# Start of Extracted data

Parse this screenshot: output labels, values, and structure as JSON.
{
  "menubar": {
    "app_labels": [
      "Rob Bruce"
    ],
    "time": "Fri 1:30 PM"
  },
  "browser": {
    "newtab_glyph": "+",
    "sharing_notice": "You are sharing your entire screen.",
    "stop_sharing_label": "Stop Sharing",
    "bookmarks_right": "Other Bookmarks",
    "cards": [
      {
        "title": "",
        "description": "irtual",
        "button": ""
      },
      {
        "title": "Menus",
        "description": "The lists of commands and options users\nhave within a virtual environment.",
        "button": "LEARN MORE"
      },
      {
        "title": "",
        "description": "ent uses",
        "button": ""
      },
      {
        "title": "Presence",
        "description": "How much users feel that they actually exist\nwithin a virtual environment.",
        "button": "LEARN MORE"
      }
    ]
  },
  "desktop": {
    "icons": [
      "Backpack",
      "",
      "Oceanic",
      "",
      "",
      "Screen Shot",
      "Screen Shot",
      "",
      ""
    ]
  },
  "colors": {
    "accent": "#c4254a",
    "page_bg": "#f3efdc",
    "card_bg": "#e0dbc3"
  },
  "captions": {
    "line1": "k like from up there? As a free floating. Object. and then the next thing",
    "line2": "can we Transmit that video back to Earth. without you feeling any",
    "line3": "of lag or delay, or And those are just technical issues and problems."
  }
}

# End of Extracted data

# Instruction
Repeat all the entries word for word.

# Response
Parse this screenshot: output labels, values, and structure as JSON.
{
  "menubar": {
    "app_labels": [
      "Rob Bruce"
    ],
    "time": "Fri 1:30 PM"
  },
  "browser": {
    "newtab_glyph": "+",
    "sharing_notice": "You are sharing your entire screen.",
    "stop_sharing_label": "Stop Sharing",
    "bookmarks_right": "Other Bookmarks",
    "cards": [
      {
        "title": "",
        "description": "irtual",
        "button": ""
      },
      {
        "title": "Menus",
        "description": "The lists of commands and options users\nhave within a virtual environment.",
        "button": "LEARN MORE"
      },
      {
        "title": "",
        "description": "ent uses",
        "button": ""
      },
      {
        "title": "Presence",
        "description": "How much users feel that they actually exist\nwithin a virtual environment.",
        "button": "LEARN MORE"
      }
    ]
  },
  "desktop": {
    "icons": [
      "Backpack",
      "",
      "Oceanic",
      "",
      "",
      "Screen Shot",
      "Screen Shot",
      "",
      ""
    ]
  },
  "colors": {
    "accent": "#c4254a",
    "page_bg": "#f3efdc",
    "card_bg": "#e0dbc3"
  },
  "captions": {
    "line1": "k like from up there? As a free floating. Object. and then the next thing",
    "line2": "can we Transmit that video back to Earth. without you feeling any",
    "line3": "of lag or delay, or And those are just technical issues and problems."
  }
}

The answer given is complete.